** begin Recorded information **

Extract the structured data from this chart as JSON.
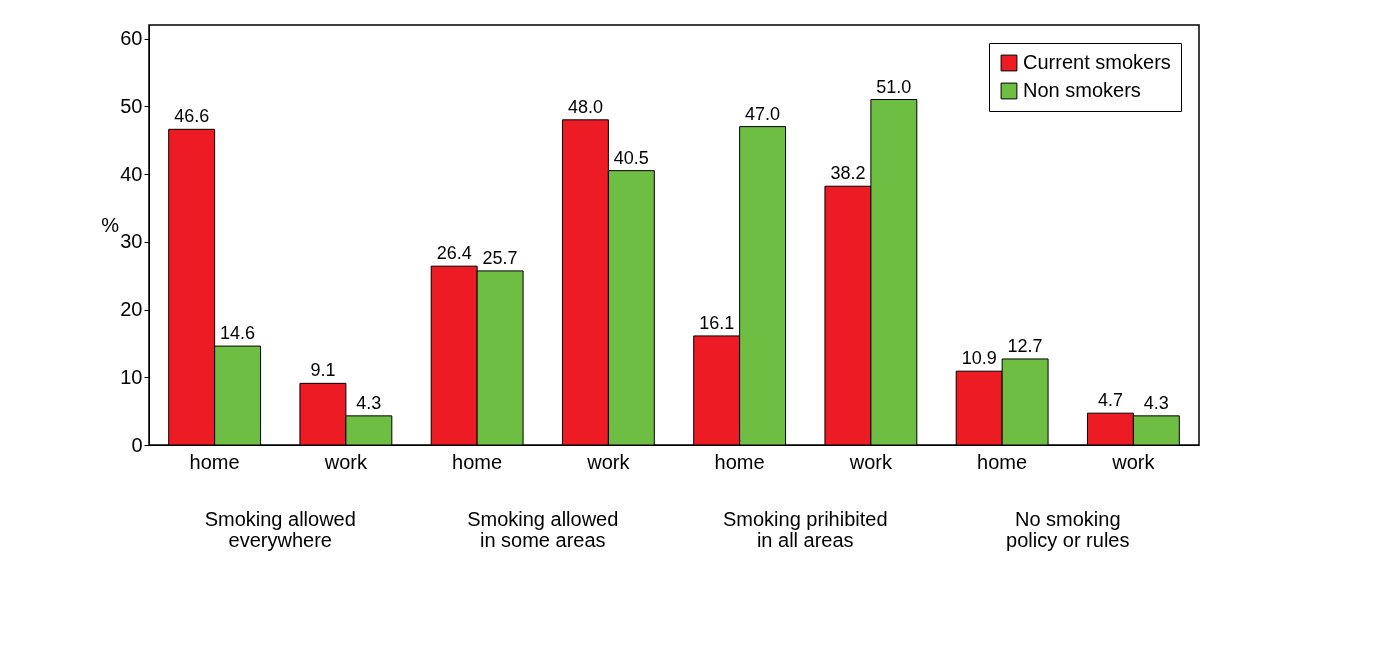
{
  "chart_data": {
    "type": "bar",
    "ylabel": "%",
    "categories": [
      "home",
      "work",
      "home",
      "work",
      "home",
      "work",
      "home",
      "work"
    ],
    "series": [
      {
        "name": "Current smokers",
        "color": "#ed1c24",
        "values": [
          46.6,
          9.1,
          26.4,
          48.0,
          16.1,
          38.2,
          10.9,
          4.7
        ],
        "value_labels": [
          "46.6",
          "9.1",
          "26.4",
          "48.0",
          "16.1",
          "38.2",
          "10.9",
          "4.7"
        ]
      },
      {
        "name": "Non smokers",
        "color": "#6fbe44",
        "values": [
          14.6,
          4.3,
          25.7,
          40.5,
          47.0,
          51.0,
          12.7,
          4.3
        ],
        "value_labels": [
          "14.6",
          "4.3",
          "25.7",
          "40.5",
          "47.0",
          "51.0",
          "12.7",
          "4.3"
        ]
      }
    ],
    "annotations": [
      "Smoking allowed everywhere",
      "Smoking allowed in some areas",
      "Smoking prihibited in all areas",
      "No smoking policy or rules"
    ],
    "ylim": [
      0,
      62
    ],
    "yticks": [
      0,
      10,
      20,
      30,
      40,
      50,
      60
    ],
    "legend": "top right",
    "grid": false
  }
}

** end Recorded information **

Given request: Write out each entry exactly as given, omitting any picture.

The completed task:
Extract the structured data from this chart as JSON.
{
  "chart_data": {
    "type": "bar",
    "ylabel": "%",
    "categories": [
      "home",
      "work",
      "home",
      "work",
      "home",
      "work",
      "home",
      "work"
    ],
    "series": [
      {
        "name": "Current smokers",
        "color": "#ed1c24",
        "values": [
          46.6,
          9.1,
          26.4,
          48.0,
          16.1,
          38.2,
          10.9,
          4.7
        ],
        "value_labels": [
          "46.6",
          "9.1",
          "26.4",
          "48.0",
          "16.1",
          "38.2",
          "10.9",
          "4.7"
        ]
      },
      {
        "name": "Non smokers",
        "color": "#6fbe44",
        "values": [
          14.6,
          4.3,
          25.7,
          40.5,
          47.0,
          51.0,
          12.7,
          4.3
        ],
        "value_labels": [
          "14.6",
          "4.3",
          "25.7",
          "40.5",
          "47.0",
          "51.0",
          "12.7",
          "4.3"
        ]
      }
    ],
    "annotations": [
      "Smoking allowed everywhere",
      "Smoking allowed in some areas",
      "Smoking prihibited in all areas",
      "No smoking policy or rules"
    ],
    "ylim": [
      0,
      62
    ],
    "yticks": [
      0,
      10,
      20,
      30,
      40,
      50,
      60
    ],
    "legend": "top right",
    "grid": false
  }
}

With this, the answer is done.